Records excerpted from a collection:
· · ·

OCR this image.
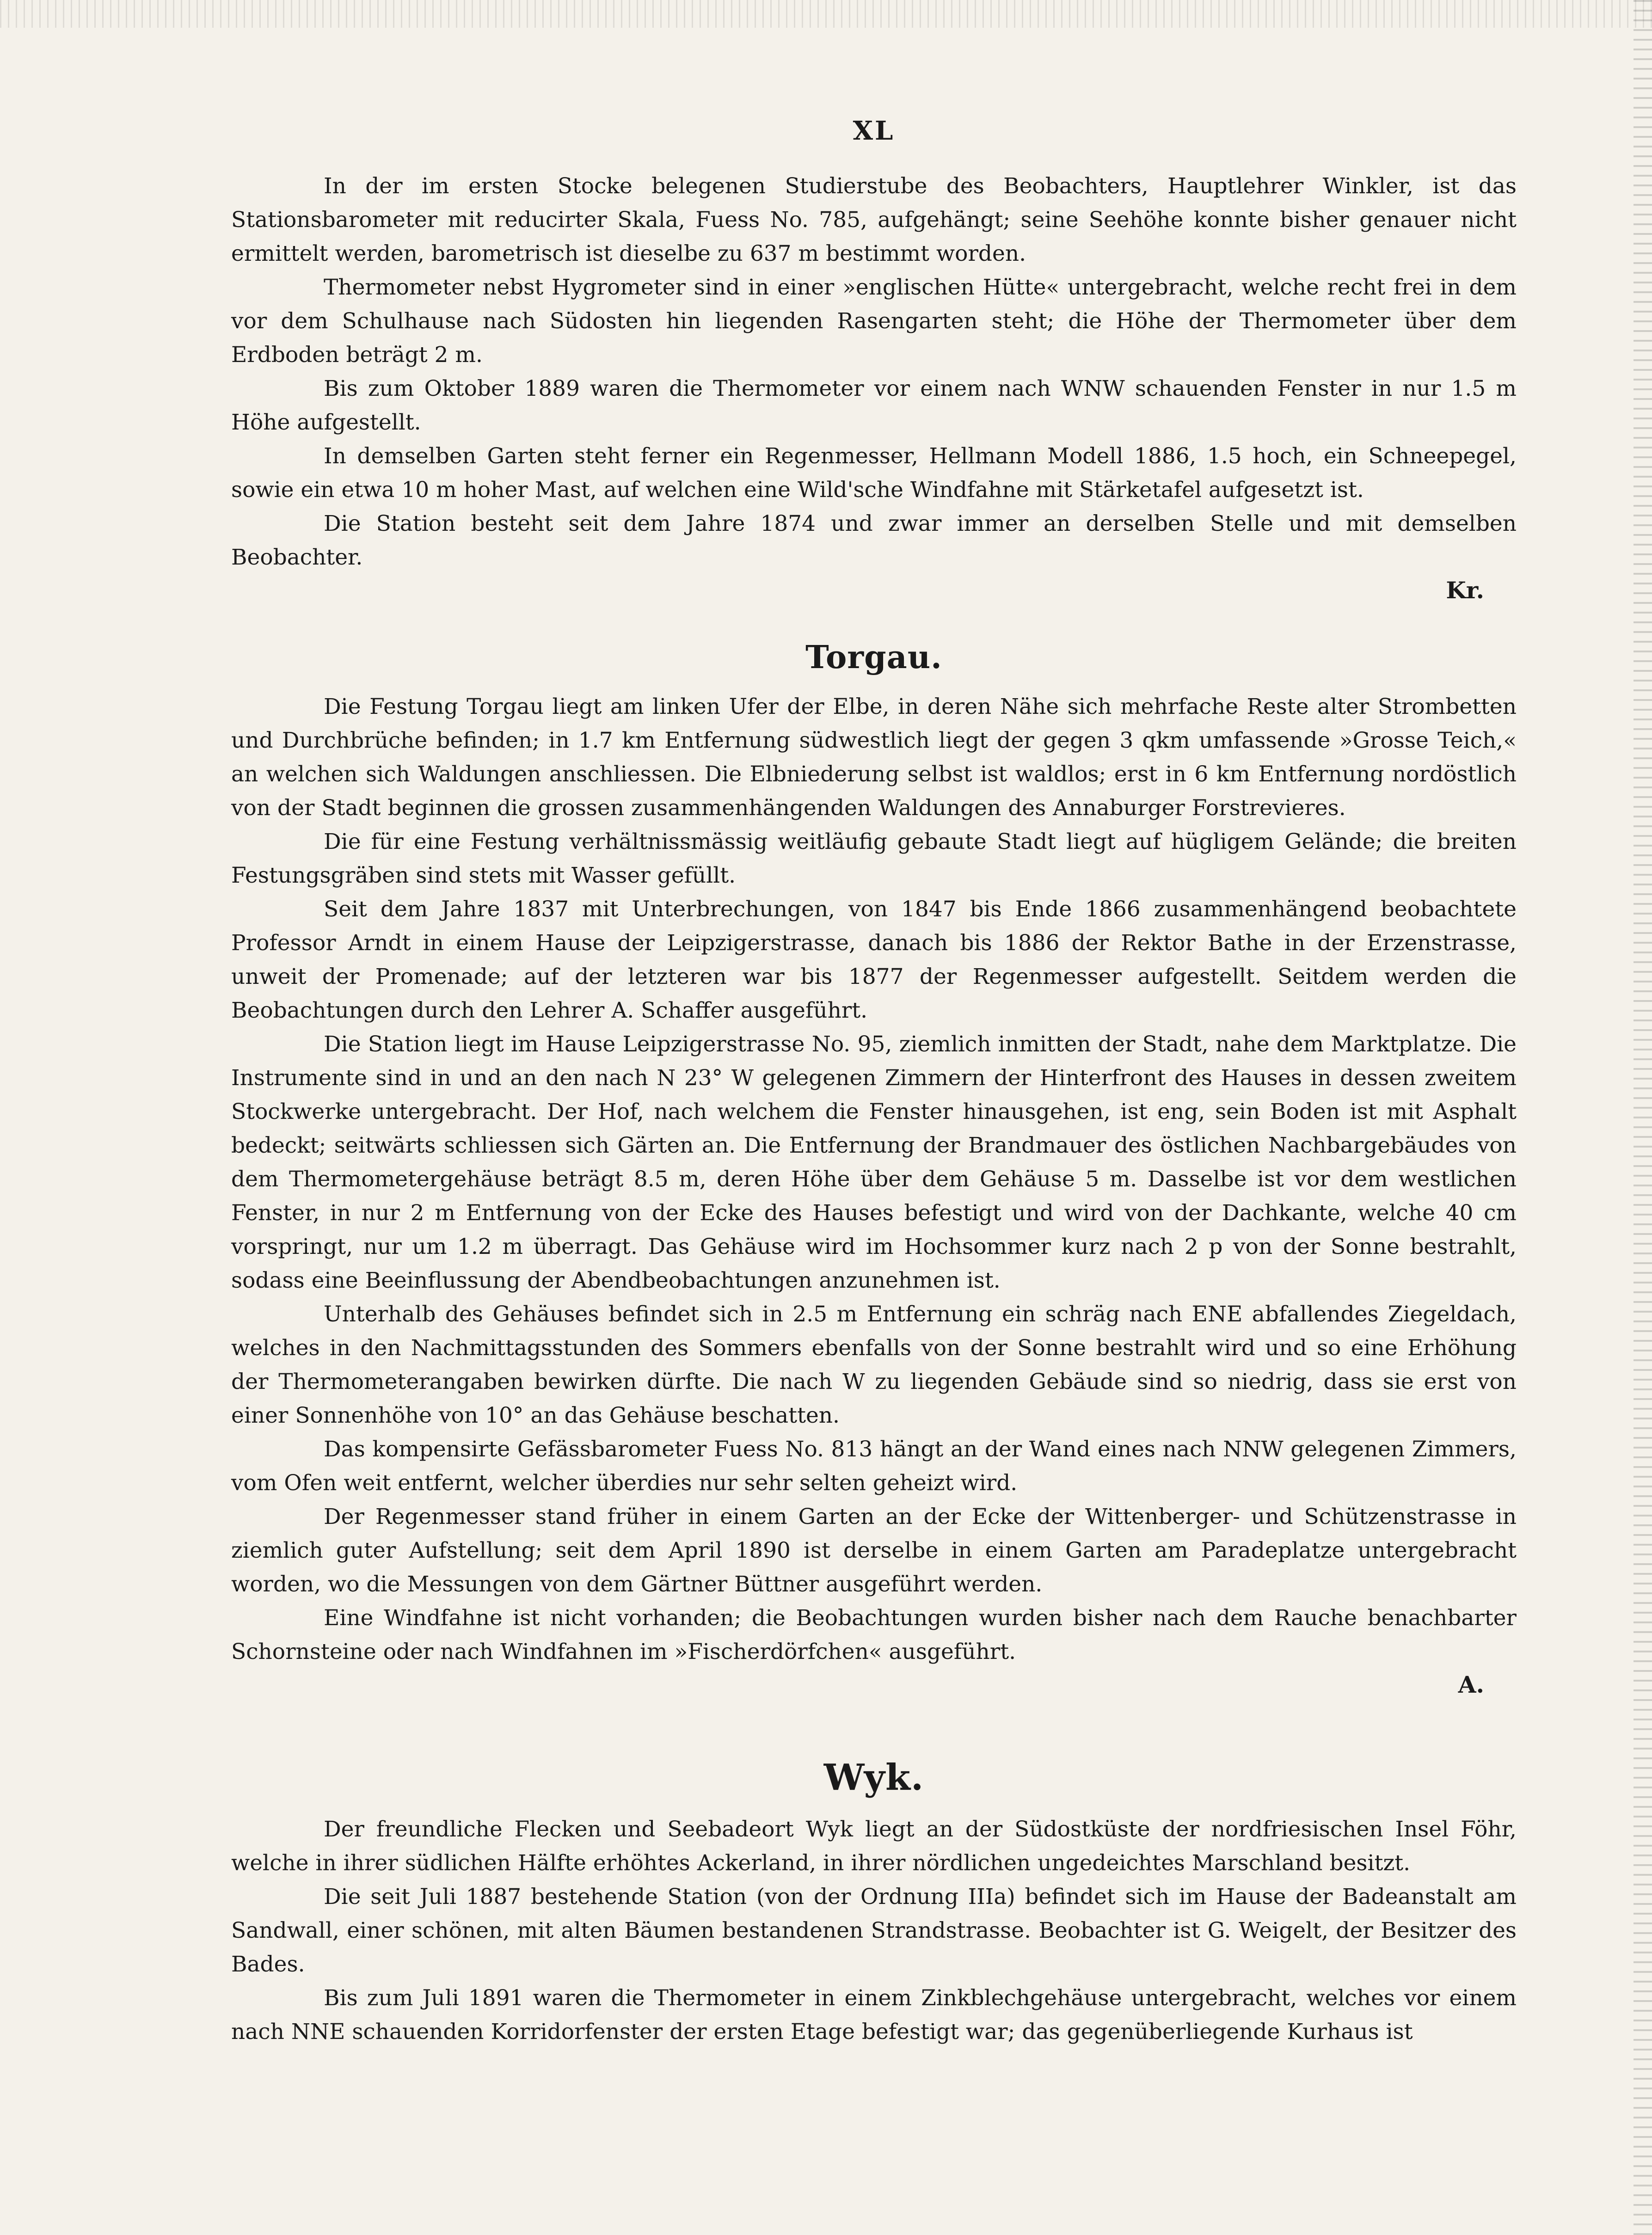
XL

In der im ersten Stocke belegenen Studierstube des Beobachters, Hauptlehrer Winkler, ist das Stationsbarometer mit reducirter Skala, Fuess No. 785, aufgehängt; seine Seehöhe konnte bisher genauer nicht ermittelt werden, barometrisch ist dieselbe zu 637 m bestimmt worden.

Thermometer nebst Hygrometer sind in einer »englischen Hütte« untergebracht, welche recht frei in dem vor dem Schulhause nach Südosten hin liegenden Rasengarten steht; die Höhe der Thermometer über dem Erdboden beträgt 2 m.

Bis zum Oktober 1889 waren die Thermometer vor einem nach WNW schauenden Fenster in nur 1.5 m Höhe aufgestellt.

In demselben Garten steht ferner ein Regenmesser, Hellmann Modell 1886, 1.5 hoch, ein Schneepegel, sowie ein etwa 10 m hoher Mast, auf welchen eine Wild'sche Windfahne mit Stärketafel aufgesetzt ist.

Die Station besteht seit dem Jahre 1874 und zwar immer an derselben Stelle und mit demselben Beobachter.

Kr.
Torgau.

Die Festung Torgau liegt am linken Ufer der Elbe, in deren Nähe sich mehrfache Reste alter Strombetten und Durchbrüche befinden; in 1.7 km Entfernung südwestlich liegt der gegen 3 qkm umfassende »Grosse Teich,« an welchen sich Waldungen anschliessen. Die Elbniederung selbst ist waldlos; erst in 6 km Entfernung nordöstlich von der Stadt beginnen die grossen zusammenhängenden Waldungen des Annaburger Forstrevieres.

Die für eine Festung verhältnissmässig weitläufig gebaute Stadt liegt auf hügligem Gelände; die breiten Festungsgräben sind stets mit Wasser gefüllt.

Seit dem Jahre 1837 mit Unterbrechungen, von 1847 bis Ende 1866 zusammenhängend beobachtete Professor Arndt in einem Hause der Leipzigerstrasse, danach bis 1886 der Rektor Bathe in der Erzenstrasse, unweit der Promenade; auf der letzteren war bis 1877 der Regenmesser aufgestellt. Seitdem werden die Beobachtungen durch den Lehrer A. Schaffer ausgeführt.

Die Station liegt im Hause Leipzigerstrasse No. 95, ziemlich inmitten der Stadt, nahe dem Marktplatze. Die Instrumente sind in und an den nach N 23° W gelegenen Zimmern der Hinterfront des Hauses in dessen zweitem Stockwerke untergebracht. Der Hof, nach welchem die Fenster hinausgehen, ist eng, sein Boden ist mit Asphalt bedeckt; seitwärts schliessen sich Gärten an. Die Entfernung der Brandmauer des östlichen Nachbargebäudes von dem Thermometergehäuse beträgt 8.5 m, deren Höhe über dem Gehäuse 5 m. Dasselbe ist vor dem westlichen Fenster, in nur 2 m Entfernung von der Ecke des Hauses befestigt und wird von der Dachkante, welche 40 cm vorspringt, nur um 1.2 m überragt. Das Gehäuse wird im Hochsommer kurz nach 2 p von der Sonne bestrahlt, sodass eine Beeinflussung der Abendbeobachtungen anzunehmen ist.

Unterhalb des Gehäuses befindet sich in 2.5 m Entfernung ein schräg nach ENE abfallendes Ziegeldach, welches in den Nachmittagsstunden des Sommers ebenfalls von der Sonne bestrahlt wird und so eine Erhöhung der Thermometerangaben bewirken dürfte. Die nach W zu liegenden Gebäude sind so niedrig, dass sie erst von einer Sonnenhöhe von 10° an das Gehäuse beschatten.

Das kompensirte Gefässbarometer Fuess No. 813 hängt an der Wand eines nach NNW gelegenen Zimmers, vom Ofen weit entfernt, welcher überdies nur sehr selten geheizt wird.

Der Regenmesser stand früher in einem Garten an der Ecke der Wittenberger- und Schützenstrasse in ziemlich guter Aufstellung; seit dem April 1890 ist derselbe in einem Garten am Paradeplatze untergebracht worden, wo die Messungen von dem Gärtner Büttner ausgeführt werden.

Eine Windfahne ist nicht vorhanden; die Beobachtungen wurden bisher nach dem Rauche benachbarter Schornsteine oder nach Windfahnen im »Fischerdörfchen« ausgeführt.

A.
Wyk.

Der freundliche Flecken und Seebadeort Wyk liegt an der Südostküste der nordfriesischen Insel Föhr, welche in ihrer südlichen Hälfte erhöhtes Ackerland, in ihrer nördlichen ungedeichtes Marschland besitzt.

Die seit Juli 1887 bestehende Station (von der Ordnung IIIa) befindet sich im Hause der Badeanstalt am Sandwall, einer schönen, mit alten Bäumen bestandenen Strandstrasse. Beobachter ist G. Weigelt, der Besitzer des Bades.

Bis zum Juli 1891 waren die Thermometer in einem Zinkblechgehäuse untergebracht, welches vor einem nach NNE schauenden Korridorfenster der ersten Etage befestigt war; das gegenüberliegende Kurhaus ist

· · ·

Given problem → In the entries above, find each line with the word "liegenden" and copy it.

The answer →
Thermometer nebst Hygrometer sind in einer »englischen Hütte« untergebracht, welche recht frei in dem vor dem Schulhause nach Südosten hin liegenden Rasengarten steht; die Höhe der Thermometer über dem Erdboden beträgt 2 m.
Unterhalb des Gehäuses befindet sich in 2.5 m Entfernung ein schräg nach ENE abfallendes Ziegeldach, welches in den Nachmittagsstunden des Sommers ebenfalls von der Sonne bestrahlt wird und so eine Erhöhung der Thermometerangaben bewirken dürfte. Die nach W zu liegenden Gebäude sind so niedrig, dass sie erst von einer Sonnenhöhe von 10° an das Gehäuse beschatten.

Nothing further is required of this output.